Dataset records
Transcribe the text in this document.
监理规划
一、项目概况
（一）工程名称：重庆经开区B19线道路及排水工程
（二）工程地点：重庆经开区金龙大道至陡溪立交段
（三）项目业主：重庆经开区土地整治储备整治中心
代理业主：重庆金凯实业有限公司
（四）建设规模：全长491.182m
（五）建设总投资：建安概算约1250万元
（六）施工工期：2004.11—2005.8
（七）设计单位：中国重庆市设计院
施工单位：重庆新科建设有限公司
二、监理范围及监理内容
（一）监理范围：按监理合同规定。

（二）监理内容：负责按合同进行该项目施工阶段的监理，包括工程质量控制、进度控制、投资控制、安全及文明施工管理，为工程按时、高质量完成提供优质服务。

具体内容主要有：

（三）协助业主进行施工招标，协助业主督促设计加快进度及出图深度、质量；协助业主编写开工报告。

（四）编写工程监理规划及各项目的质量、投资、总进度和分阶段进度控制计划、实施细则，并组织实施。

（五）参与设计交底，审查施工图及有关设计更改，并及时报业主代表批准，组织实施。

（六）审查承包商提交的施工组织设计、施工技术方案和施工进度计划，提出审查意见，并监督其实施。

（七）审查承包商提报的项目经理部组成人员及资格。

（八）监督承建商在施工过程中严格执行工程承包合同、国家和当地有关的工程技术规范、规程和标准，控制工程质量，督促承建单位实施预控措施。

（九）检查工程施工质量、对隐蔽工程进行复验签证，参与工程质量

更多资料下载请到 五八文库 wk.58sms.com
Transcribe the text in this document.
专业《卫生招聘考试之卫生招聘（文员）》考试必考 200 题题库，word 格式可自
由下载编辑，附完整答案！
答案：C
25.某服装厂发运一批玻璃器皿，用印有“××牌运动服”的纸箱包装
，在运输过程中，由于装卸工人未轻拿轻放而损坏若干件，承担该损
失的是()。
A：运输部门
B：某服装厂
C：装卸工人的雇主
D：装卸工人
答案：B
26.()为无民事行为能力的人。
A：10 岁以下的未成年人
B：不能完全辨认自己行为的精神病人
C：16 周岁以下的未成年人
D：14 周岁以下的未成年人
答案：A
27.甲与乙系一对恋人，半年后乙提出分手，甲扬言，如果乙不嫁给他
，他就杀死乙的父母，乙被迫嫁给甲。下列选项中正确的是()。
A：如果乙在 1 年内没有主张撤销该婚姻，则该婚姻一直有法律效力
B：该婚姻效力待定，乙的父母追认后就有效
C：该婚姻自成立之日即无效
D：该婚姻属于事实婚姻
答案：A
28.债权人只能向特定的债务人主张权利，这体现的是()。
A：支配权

SHORT PROBLEM. Print all of the entries exactly as they appear.

RIGHT ANSWER.
Transcribe the text in this document.
监理规划
一、项目概况
（一）工程名称：重庆经开区B19线道路及排水工程
（二）工程地点：重庆经开区金龙大道至陡溪立交段
（三）项目业主：重庆经开区土地整治储备整治中心
代理业主：重庆金凯实业有限公司
（四）建设规模：全长491.182m
（五）建设总投资：建安概算约1250万元
（六）施工工期：2004.11—2005.8
（七）设计单位：中国重庆市设计院
施工单位：重庆新科建设有限公司
二、监理范围及监理内容
（一）监理范围：按监理合同规定。

（二）监理内容：负责按合同进行该项目施工阶段的监理，包括工程质量控制、进度控制、投资控制、安全及文明施工管理，为工程按时、高质量完成提供优质服务。

具体内容主要有：

（三）协助业主进行施工招标，协助业主督促设计加快进度及出图深度、质量；协助业主编写开工报告。

（四）编写工程监理规划及各项目的质量、投资、总进度和分阶段进度控制计划、实施细则，并组织实施。

（五）参与设计交底，审查施工图及有关设计更改，并及时报业主代表批准，组织实施。

（六）审查承包商提交的施工组织设计、施工技术方案和施工进度计划，提出审查意见，并监督其实施。

（七）审查承包商提报的项目经理部组成人员及资格。

（八）监督承建商在施工过程中严格执行工程承包合同、国家和当地有关的工程技术规范、规程和标准，控制工程质量，督促承建单位实施预控措施。

（九）检查工程施工质量、对隐蔽工程进行复验签证，参与工程质量

更多资料下载请到 五八文库 wk.58sms.com
Transcribe the text in this document.
专业《卫生招聘考试之卫生招聘（文员）》考试必考 200 题题库，word 格式可自
由下载编辑，附完整答案！
答案：C
25.某服装厂发运一批玻璃器皿，用印有“××牌运动服”的纸箱包装
，在运输过程中，由于装卸工人未轻拿轻放而损坏若干件，承担该损
失的是()。
A：运输部门
B：某服装厂
C：装卸工人的雇主
D：装卸工人
答案：B
26.()为无民事行为能力的人。
A：10 岁以下的未成年人
B：不能完全辨认自己行为的精神病人
C：16 周岁以下的未成年人
D：14 周岁以下的未成年人
答案：A
27.甲与乙系一对恋人，半年后乙提出分手，甲扬言，如果乙不嫁给他
，他就杀死乙的父母，乙被迫嫁给甲。下列选项中正确的是()。
A：如果乙在 1 年内没有主张撤销该婚姻，则该婚姻一直有法律效力
B：该婚姻效力待定，乙的父母追认后就有效
C：该婚姻自成立之日即无效
D：该婚姻属于事实婚姻
答案：A
28.债权人只能向特定的债务人主张权利，这体现的是()。
A：支配权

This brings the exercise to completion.